[What the task requires]: Turn every line of the material below into a Markdown table with two columns, Row and Line. Put a running number in Row and the text in Line, and omit blank lines.

────────────────

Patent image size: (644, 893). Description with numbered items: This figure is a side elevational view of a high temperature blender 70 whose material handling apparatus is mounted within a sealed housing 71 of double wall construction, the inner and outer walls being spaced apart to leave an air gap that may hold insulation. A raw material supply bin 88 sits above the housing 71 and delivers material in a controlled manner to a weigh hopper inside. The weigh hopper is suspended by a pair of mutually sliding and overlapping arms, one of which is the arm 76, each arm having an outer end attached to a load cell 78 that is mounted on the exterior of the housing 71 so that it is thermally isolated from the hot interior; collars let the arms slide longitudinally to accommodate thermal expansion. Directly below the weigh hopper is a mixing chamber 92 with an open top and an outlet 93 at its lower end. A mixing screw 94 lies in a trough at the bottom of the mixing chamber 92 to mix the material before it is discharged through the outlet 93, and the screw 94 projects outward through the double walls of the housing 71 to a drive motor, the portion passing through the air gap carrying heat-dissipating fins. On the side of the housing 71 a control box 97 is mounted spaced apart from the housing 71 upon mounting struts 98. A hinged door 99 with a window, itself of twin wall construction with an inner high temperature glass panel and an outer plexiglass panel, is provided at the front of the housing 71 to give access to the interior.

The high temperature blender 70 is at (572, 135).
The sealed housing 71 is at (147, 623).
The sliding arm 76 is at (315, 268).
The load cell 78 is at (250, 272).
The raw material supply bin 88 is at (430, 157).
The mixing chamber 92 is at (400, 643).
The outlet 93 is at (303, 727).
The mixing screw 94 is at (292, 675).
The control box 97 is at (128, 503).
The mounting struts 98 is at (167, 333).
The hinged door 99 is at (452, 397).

────────────────

[Response to this exercise]:
| Row | Line |
|---|---|
| 1 | Patent image size: (644, 893). Description with numbered items: This figure is a side elevational view of a high temperature blender 70 whose material handling apparatus is mounted within a sealed housing 71 of double wall construction, the inner and outer walls being spaced apart to leave an air gap that may hold insulation. A raw material supply bin 88 sits above the housing 71 and delivers material in a controlled manner to a weigh hopper inside. The weigh hopper is suspended by a pair of mutually sliding and overlapping arms, one of which is the arm 76, each arm having an outer end attached to a load cell 78 that is mounted on the exterior of the housing 71 so that it is thermally isolated from the hot interior; collars let the arms slide longitudinally to accommodate thermal expansion. Directly below the weigh hopper is a mixing chamber 92 with an open top and an outlet 93 at its lower end. A mixing screw 94 lies in a trough at the bottom of the mixing chamber 92 to mix the material before it is discharged through the outlet 93, and the screw 94 projects outward through the double walls of the housing 71 to a drive motor, the portion passing through the air gap carrying heat-dissipating fins. On the side of the housing 71 a control box 97 is mounted spaced apart from the housing 71 upon mounting struts 98. A hinged door 99 with a window, itself of twin wall construction with an inner high temperature glass panel and an outer plexiglass panel, is provided at the front of the housing 71 to give access to the interior. |
| 2 | The high temperature blender 70 is at (572, 135). |
| 3 | The sealed housing 71 is at (147, 623). |
| 4 | The sliding arm 76 is at (315, 268). |
| 5 | The load cell 78 is at (250, 272). |
| 6 | The raw material supply bin 88 is at (430, 157). |
| 7 | The mixing chamber 92 is at (400, 643). |
| 8 | The outlet 93 is at (303, 727). |
| 9 | The mixing screw 94 is at (292, 675). |
| 10 | The control box 97 is at (128, 503). |
| 11 | The mounting struts 98 is at (167, 333). |
| 12 | The hinged door 99 is at (452, 397). |